• _本文_:
---------------

Georgejmclittle / Shutterstock.com

音楽業界団体「IFPI」の最新レポートで、昨年の世界の音楽消費は2年連続で上昇したことが明らかになった。同団体の「グローバル・ミュージック・レポート」によると、世界の音楽消費は2017年に8.1%の上昇で173億ドル(約1.9兆円)に達した。

また、2017年の結果で特筆すべきは、史上初めてストリーミングの売上が音楽業界の最大の収入源となったことだ。ストリーミングは世界の音楽消費の38.4%を占めており、売上は66億ドルに達した。

全体の売上は最盛期の1999年には遠く及ばないが、数年前と比べるとかなり改善しており、その成長をけん引するのがストリーミングだ。

スポティファイやアップルミュージックには、ロイヤリティの分配方法などの問題もあるが、ストリーミングが音楽業界の売上を増加させたことは確かだ。2017年に新たに有料のストリーミングサービスに加入した人口は、6400万人に及んでいる。また、広告モデルの無料のストリーミングを利用する人口も膨大な数に達している。

---------------

世界の音楽消費についての本文から、次の問いに答えよ。
1. 2017年の世界の音楽消費は何%上昇したか。
2. ストリーミングは世界の音楽消費の何%を占めたか。
3. 2017年に新たに有料のストリーミングサービスに加入した人口はどれだけか。

---------------

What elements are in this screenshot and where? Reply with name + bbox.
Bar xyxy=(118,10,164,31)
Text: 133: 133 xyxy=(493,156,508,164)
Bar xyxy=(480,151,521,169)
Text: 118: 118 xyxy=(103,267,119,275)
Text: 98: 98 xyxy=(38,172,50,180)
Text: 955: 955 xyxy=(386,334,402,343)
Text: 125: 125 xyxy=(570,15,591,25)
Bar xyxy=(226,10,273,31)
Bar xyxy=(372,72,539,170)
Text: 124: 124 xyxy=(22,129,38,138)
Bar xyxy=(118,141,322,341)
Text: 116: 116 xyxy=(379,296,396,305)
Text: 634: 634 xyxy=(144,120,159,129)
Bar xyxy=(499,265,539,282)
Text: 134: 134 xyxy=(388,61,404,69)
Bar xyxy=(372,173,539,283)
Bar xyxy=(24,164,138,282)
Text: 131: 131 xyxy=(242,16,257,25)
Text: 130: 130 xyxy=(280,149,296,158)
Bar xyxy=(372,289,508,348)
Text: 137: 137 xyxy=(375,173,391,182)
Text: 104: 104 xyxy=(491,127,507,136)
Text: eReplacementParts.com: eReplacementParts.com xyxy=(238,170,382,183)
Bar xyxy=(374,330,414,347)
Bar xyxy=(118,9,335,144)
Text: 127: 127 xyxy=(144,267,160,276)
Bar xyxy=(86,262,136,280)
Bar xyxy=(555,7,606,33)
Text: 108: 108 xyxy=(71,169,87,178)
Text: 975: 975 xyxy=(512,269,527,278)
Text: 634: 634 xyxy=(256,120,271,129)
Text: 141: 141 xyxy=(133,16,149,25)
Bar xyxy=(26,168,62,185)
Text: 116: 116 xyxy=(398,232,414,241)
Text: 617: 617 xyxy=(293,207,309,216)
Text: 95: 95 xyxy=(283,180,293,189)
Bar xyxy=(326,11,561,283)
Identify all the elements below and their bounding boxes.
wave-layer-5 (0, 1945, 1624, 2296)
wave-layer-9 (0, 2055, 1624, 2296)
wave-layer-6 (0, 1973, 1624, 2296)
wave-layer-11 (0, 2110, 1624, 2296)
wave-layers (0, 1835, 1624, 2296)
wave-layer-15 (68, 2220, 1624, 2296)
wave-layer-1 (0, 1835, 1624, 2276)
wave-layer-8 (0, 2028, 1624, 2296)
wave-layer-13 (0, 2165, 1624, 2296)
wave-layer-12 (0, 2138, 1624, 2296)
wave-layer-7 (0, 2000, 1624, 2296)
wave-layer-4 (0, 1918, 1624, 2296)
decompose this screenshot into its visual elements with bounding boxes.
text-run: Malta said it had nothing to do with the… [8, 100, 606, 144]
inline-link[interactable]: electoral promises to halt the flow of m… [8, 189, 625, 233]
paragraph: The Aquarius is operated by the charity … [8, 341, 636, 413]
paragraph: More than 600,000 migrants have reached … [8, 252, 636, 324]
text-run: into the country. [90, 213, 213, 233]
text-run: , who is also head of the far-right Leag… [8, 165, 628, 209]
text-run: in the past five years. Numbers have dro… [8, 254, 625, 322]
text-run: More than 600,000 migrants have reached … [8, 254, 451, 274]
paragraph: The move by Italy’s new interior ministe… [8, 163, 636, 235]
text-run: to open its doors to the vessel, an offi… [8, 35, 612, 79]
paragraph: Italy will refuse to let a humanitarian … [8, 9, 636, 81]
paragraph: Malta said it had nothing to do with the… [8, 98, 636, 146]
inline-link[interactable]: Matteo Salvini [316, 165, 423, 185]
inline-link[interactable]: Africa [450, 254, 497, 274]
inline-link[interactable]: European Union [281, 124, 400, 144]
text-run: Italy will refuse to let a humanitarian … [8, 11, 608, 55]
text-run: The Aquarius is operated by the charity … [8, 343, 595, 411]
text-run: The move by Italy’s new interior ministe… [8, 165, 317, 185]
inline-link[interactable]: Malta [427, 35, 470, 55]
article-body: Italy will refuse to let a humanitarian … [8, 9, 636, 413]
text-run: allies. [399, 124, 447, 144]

---------------

• _解答欄_:
1. 8.1%
2. 38.4%
3. 6400万人